[Figure record listings]
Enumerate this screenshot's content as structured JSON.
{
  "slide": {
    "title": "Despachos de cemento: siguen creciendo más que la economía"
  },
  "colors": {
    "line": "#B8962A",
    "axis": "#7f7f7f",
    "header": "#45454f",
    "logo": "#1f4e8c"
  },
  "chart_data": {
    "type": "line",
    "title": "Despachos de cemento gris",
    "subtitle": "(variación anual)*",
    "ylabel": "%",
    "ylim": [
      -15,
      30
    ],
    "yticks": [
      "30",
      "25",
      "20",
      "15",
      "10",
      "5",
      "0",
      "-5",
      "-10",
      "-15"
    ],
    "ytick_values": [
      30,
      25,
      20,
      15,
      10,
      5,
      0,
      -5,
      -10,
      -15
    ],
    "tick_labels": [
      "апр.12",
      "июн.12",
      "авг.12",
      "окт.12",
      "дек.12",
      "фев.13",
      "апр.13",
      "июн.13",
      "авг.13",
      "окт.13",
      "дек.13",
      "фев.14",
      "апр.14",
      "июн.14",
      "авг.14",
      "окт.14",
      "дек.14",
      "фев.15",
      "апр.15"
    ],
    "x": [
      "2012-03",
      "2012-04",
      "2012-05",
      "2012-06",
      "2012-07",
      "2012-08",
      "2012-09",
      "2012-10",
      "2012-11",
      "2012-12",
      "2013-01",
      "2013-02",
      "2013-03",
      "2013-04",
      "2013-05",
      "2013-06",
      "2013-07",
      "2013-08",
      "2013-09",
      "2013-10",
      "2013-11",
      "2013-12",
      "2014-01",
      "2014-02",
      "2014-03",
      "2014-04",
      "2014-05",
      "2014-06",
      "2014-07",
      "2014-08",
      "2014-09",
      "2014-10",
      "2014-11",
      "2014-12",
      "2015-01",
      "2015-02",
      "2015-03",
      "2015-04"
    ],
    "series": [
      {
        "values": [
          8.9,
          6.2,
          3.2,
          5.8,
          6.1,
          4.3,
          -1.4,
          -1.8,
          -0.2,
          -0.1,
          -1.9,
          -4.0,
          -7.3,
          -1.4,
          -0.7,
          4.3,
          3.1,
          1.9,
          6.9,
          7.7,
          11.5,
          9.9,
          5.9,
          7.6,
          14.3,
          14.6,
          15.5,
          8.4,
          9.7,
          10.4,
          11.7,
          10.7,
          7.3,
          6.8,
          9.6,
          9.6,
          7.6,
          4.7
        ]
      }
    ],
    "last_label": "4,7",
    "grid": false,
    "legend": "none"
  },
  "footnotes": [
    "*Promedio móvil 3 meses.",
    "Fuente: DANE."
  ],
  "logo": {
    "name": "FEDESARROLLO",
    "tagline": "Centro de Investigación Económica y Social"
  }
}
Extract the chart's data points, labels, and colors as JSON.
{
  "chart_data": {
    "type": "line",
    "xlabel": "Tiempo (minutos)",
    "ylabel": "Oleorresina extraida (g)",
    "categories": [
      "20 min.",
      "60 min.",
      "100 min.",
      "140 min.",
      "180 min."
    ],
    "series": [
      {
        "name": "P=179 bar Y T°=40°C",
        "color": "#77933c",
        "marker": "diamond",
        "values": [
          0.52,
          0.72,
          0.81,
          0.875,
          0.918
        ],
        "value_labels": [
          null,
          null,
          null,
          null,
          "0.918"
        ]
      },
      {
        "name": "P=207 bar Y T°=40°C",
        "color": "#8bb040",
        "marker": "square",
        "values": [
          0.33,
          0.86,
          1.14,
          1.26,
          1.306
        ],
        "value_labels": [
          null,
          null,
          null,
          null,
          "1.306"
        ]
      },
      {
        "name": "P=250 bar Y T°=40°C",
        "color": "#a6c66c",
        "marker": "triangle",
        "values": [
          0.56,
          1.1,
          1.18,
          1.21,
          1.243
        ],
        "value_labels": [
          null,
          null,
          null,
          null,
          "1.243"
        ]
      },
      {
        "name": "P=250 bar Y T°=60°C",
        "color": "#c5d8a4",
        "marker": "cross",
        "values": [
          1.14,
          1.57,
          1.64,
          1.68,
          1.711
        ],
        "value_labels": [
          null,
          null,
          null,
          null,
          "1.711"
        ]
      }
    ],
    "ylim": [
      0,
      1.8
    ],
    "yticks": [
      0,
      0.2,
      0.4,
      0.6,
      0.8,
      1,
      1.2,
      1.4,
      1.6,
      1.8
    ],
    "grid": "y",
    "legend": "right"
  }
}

• Exercise description:
Output the whole listing above again, word for word.

• Solution for this task:
Enumerate this screenshot's content as structured JSON.
{
  "slide": {
    "title": "Despachos de cemento: siguen creciendo más que la economía"
  },
  "colors": {
    "line": "#B8962A",
    "axis": "#7f7f7f",
    "header": "#45454f",
    "logo": "#1f4e8c"
  },
  "chart_data": {
    "type": "line",
    "title": "Despachos de cemento gris",
    "subtitle": "(variación anual)*",
    "ylabel": "%",
    "ylim": [
      -15,
      30
    ],
    "yticks": [
      "30",
      "25",
      "20",
      "15",
      "10",
      "5",
      "0",
      "-5",
      "-10",
      "-15"
    ],
    "ytick_values": [
      30,
      25,
      20,
      15,
      10,
      5,
      0,
      -5,
      -10,
      -15
    ],
    "tick_labels": [
      "апр.12",
      "июн.12",
      "авг.12",
      "окт.12",
      "дек.12",
      "фев.13",
      "апр.13",
      "июн.13",
      "авг.13",
      "окт.13",
      "дек.13",
      "фев.14",
      "апр.14",
      "июн.14",
      "авг.14",
      "окт.14",
      "дек.14",
      "фев.15",
      "апр.15"
    ],
    "x": [
      "2012-03",
      "2012-04",
      "2012-05",
      "2012-06",
      "2012-07",
      "2012-08",
      "2012-09",
      "2012-10",
      "2012-11",
      "2012-12",
      "2013-01",
      "2013-02",
      "2013-03",
      "2013-04",
      "2013-05",
      "2013-06",
      "2013-07",
      "2013-08",
      "2013-09",
      "2013-10",
      "2013-11",
      "2013-12",
      "2014-01",
      "2014-02",
      "2014-03",
      "2014-04",
      "2014-05",
      "2014-06",
      "2014-07",
      "2014-08",
      "2014-09",
      "2014-10",
      "2014-11",
      "2014-12",
      "2015-01",
      "2015-02",
      "2015-03",
      "2015-04"
    ],
    "series": [
      {
        "values": [
          8.9,
          6.2,
          3.2,
          5.8,
          6.1,
          4.3,
          -1.4,
          -1.8,
          -0.2,
          -0.1,
          -1.9,
          -4.0,
          -7.3,
          -1.4,
          -0.7,
          4.3,
          3.1,
          1.9,
          6.9,
          7.7,
          11.5,
          9.9,
          5.9,
          7.6,
          14.3,
          14.6,
          15.5,
          8.4,
          9.7,
          10.4,
          11.7,
          10.7,
          7.3,
          6.8,
          9.6,
          9.6,
          7.6,
          4.7
        ]
      }
    ],
    "last_label": "4,7",
    "grid": false,
    "legend": "none"
  },
  "footnotes": [
    "*Promedio móvil 3 meses.",
    "Fuente: DANE."
  ],
  "logo": {
    "name": "FEDESARROLLO",
    "tagline": "Centro de Investigación Económica y Social"
  }
}
Extract the chart's data points, labels, and colors as JSON.
{
  "chart_data": {
    "type": "line",
    "xlabel": "Tiempo (minutos)",
    "ylabel": "Oleorresina extraida (g)",
    "categories": [
      "20 min.",
      "60 min.",
      "100 min.",
      "140 min.",
      "180 min."
    ],
    "series": [
      {
        "name": "P=179 bar Y T°=40°C",
        "color": "#77933c",
        "marker": "diamond",
        "values": [
          0.52,
          0.72,
          0.81,
          0.875,
          0.918
        ],
        "value_labels": [
          null,
          null,
          null,
          null,
          "0.918"
        ]
      },
      {
        "name": "P=207 bar Y T°=40°C",
        "color": "#8bb040",
        "marker": "square",
        "values": [
          0.33,
          0.86,
          1.14,
          1.26,
          1.306
        ],
        "value_labels": [
          null,
          null,
          null,
          null,
          "1.306"
        ]
      },
      {
        "name": "P=250 bar Y T°=40°C",
        "color": "#a6c66c",
        "marker": "triangle",
        "values": [
          0.56,
          1.1,
          1.18,
          1.21,
          1.243
        ],
        "value_labels": [
          null,
          null,
          null,
          null,
          "1.243"
        ]
      },
      {
        "name": "P=250 bar Y T°=60°C",
        "color": "#c5d8a4",
        "marker": "cross",
        "values": [
          1.14,
          1.57,
          1.64,
          1.68,
          1.711
        ],
        "value_labels": [
          null,
          null,
          null,
          null,
          "1.711"
        ]
      }
    ],
    "ylim": [
      0,
      1.8
    ],
    "yticks": [
      0,
      0.2,
      0.4,
      0.6,
      0.8,
      1,
      1.2,
      1.4,
      1.6,
      1.8
    ],
    "grid": "y",
    "legend": "right"
  }
}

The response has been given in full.